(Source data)
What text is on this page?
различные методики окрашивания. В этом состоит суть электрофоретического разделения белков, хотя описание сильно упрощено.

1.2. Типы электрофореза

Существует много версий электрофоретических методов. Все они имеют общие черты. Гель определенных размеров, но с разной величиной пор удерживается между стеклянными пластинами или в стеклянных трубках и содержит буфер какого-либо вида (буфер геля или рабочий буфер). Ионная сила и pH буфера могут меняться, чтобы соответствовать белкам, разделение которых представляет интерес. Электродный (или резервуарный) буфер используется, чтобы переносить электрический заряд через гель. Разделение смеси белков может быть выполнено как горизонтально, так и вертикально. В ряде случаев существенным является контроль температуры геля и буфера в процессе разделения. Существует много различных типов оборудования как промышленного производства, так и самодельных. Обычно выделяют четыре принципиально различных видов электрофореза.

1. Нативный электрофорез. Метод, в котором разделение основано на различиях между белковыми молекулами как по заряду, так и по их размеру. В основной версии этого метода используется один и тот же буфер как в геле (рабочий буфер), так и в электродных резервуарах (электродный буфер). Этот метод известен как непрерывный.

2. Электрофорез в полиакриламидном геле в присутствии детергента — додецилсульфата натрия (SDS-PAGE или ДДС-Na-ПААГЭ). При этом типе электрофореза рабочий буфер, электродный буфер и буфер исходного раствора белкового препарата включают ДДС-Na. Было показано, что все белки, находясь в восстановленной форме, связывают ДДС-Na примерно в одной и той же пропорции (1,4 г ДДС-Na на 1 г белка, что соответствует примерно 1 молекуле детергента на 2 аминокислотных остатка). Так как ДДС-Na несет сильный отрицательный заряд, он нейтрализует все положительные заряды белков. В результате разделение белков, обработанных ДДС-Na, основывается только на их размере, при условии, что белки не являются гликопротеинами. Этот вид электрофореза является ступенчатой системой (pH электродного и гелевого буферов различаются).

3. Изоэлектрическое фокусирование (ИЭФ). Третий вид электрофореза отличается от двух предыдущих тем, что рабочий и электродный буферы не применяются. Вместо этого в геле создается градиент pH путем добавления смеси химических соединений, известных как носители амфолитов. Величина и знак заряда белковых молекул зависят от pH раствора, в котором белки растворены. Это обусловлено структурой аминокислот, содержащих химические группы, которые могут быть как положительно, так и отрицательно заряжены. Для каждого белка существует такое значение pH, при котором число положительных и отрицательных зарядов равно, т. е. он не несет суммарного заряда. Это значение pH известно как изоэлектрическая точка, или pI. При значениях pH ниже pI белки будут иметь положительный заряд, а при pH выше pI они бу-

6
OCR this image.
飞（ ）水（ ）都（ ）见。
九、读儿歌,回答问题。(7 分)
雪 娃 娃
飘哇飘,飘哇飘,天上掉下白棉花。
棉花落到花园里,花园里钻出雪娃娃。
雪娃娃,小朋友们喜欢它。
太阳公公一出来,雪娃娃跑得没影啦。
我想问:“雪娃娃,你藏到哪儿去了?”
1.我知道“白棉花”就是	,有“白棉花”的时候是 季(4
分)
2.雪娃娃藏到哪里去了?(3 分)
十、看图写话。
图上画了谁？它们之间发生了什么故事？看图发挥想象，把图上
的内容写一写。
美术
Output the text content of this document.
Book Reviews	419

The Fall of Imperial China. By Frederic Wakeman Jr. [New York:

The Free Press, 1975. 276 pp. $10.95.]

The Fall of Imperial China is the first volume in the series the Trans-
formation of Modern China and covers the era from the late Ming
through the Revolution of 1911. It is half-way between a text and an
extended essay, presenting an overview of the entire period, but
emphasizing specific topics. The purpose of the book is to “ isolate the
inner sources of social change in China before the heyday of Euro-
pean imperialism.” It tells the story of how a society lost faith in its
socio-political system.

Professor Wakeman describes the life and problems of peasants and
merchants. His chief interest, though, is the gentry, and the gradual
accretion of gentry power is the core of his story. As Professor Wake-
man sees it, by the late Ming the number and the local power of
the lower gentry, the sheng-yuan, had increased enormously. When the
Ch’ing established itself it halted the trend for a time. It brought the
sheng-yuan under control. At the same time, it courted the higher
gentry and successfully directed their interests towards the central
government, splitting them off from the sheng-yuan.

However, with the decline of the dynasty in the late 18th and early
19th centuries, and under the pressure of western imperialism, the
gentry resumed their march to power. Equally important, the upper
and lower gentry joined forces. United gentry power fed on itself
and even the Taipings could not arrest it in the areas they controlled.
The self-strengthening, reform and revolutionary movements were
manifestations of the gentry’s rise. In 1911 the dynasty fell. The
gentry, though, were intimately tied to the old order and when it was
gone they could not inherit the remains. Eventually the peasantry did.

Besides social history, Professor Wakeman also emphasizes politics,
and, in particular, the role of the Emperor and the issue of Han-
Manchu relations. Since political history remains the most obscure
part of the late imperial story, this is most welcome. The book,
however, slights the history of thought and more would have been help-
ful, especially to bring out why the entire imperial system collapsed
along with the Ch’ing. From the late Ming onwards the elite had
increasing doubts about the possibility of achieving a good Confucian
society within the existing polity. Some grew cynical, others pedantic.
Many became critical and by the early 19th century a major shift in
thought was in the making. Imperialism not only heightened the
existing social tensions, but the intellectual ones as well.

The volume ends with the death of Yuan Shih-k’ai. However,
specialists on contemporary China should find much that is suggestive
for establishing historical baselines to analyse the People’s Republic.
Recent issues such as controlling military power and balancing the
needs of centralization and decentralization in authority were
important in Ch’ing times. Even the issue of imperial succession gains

(PROBLEM DETAILS) Write out the whole listing again. Match it word for word.

(EXERCISE RESULT)
What text is on this page?
различные методики окрашивания. В этом состоит суть электрофоретического разделения белков, хотя описание сильно упрощено.

1.2. Типы электрофореза

Существует много версий электрофоретических методов. Все они имеют общие черты. Гель определенных размеров, но с разной величиной пор удерживается между стеклянными пластинами или в стеклянных трубках и содержит буфер какого-либо вида (буфер геля или рабочий буфер). Ионная сила и pH буфера могут меняться, чтобы соответствовать белкам, разделение которых представляет интерес. Электродный (или резервуарный) буфер используется, чтобы переносить электрический заряд через гель. Разделение смеси белков может быть выполнено как горизонтально, так и вертикально. В ряде случаев существенным является контроль температуры геля и буфера в процессе разделения. Существует много различных типов оборудования как промышленного производства, так и самодельных. Обычно выделяют четыре принципиально различных видов электрофореза.

1. Нативный электрофорез. Метод, в котором разделение основано на различиях между белковыми молекулами как по заряду, так и по их размеру. В основной версии этого метода используется один и тот же буфер как в геле (рабочий буфер), так и в электродных резервуарах (электродный буфер). Этот метод известен как непрерывный.

2. Электрофорез в полиакриламидном геле в присутствии детергента — додецилсульфата натрия (SDS-PAGE или ДДС-Na-ПААГЭ). При этом типе электрофореза рабочий буфер, электродный буфер и буфер исходного раствора белкового препарата включают ДДС-Na. Было показано, что все белки, находясь в восстановленной форме, связывают ДДС-Na примерно в одной и той же пропорции (1,4 г ДДС-Na на 1 г белка, что соответствует примерно 1 молекуле детергента на 2 аминокислотных остатка). Так как ДДС-Na несет сильный отрицательный заряд, он нейтрализует все положительные заряды белков. В результате разделение белков, обработанных ДДС-Na, основывается только на их размере, при условии, что белки не являются гликопротеинами. Этот вид электрофореза является ступенчатой системой (pH электродного и гелевого буферов различаются).

3. Изоэлектрическое фокусирование (ИЭФ). Третий вид электрофореза отличается от двух предыдущих тем, что рабочий и электродный буферы не применяются. Вместо этого в геле создается градиент pH путем добавления смеси химических соединений, известных как носители амфолитов. Величина и знак заряда белковых молекул зависят от pH раствора, в котором белки растворены. Это обусловлено структурой аминокислот, содержащих химические группы, которые могут быть как положительно, так и отрицательно заряжены. Для каждого белка существует такое значение pH, при котором число положительных и отрицательных зарядов равно, т. е. он не несет суммарного заряда. Это значение pH известно как изоэлектрическая точка, или pI. При значениях pH ниже pI белки будут иметь положительный заряд, а при pH выше pI они бу-

6
OCR this image.
飞（ ）水（ ）都（ ）见。
九、读儿歌,回答问题。(7 分)
雪 娃 娃
飘哇飘,飘哇飘,天上掉下白棉花。
棉花落到花园里,花园里钻出雪娃娃。
雪娃娃,小朋友们喜欢它。
太阳公公一出来,雪娃娃跑得没影啦。
我想问:“雪娃娃,你藏到哪儿去了?”
1.我知道“白棉花”就是	,有“白棉花”的时候是 季(4
分)
2.雪娃娃藏到哪里去了?(3 分)
十、看图写话。
图上画了谁？它们之间发生了什么故事？看图发挥想象，把图上
的内容写一写。
美术
Output the text content of this document.
Book Reviews	419

The Fall of Imperial China. By Frederic Wakeman Jr. [New York:

The Free Press, 1975. 276 pp. $10.95.]

The Fall of Imperial China is the first volume in the series the Trans-
formation of Modern China and covers the era from the late Ming
through the Revolution of 1911. It is half-way between a text and an
extended essay, presenting an overview of the entire period, but
emphasizing specific topics. The purpose of the book is to “ isolate the
inner sources of social change in China before the heyday of Euro-
pean imperialism.” It tells the story of how a society lost faith in its
socio-political system.

Professor Wakeman describes the life and problems of peasants and
merchants. His chief interest, though, is the gentry, and the gradual
accretion of gentry power is the core of his story. As Professor Wake-
man sees it, by the late Ming the number and the local power of
the lower gentry, the sheng-yuan, had increased enormously. When the
Ch’ing established itself it halted the trend for a time. It brought the
sheng-yuan under control. At the same time, it courted the higher
gentry and successfully directed their interests towards the central
government, splitting them off from the sheng-yuan.

However, with the decline of the dynasty in the late 18th and early
19th centuries, and under the pressure of western imperialism, the
gentry resumed their march to power. Equally important, the upper
and lower gentry joined forces. United gentry power fed on itself
and even the Taipings could not arrest it in the areas they controlled.
The self-strengthening, reform and revolutionary movements were
manifestations of the gentry’s rise. In 1911 the dynasty fell. The
gentry, though, were intimately tied to the old order and when it was
gone they could not inherit the remains. Eventually the peasantry did.

Besides social history, Professor Wakeman also emphasizes politics,
and, in particular, the role of the Emperor and the issue of Han-
Manchu relations. Since political history remains the most obscure
part of the late imperial story, this is most welcome. The book,
however, slights the history of thought and more would have been help-
ful, especially to bring out why the entire imperial system collapsed
along with the Ch’ing. From the late Ming onwards the elite had
increasing doubts about the possibility of achieving a good Confucian
society within the existing polity. Some grew cynical, others pedantic.
Many became critical and by the early 19th century a major shift in
thought was in the making. Imperialism not only heightened the
existing social tensions, but the intellectual ones as well.

The volume ends with the death of Yuan Shih-k’ai. However,
specialists on contemporary China should find much that is suggestive
for establishing historical baselines to analyse the People’s Republic.
Recent issues such as controlling military power and balancing the
needs of centralization and decentralization in authority were
important in Ch’ing times. Even the issue of imperial succession gains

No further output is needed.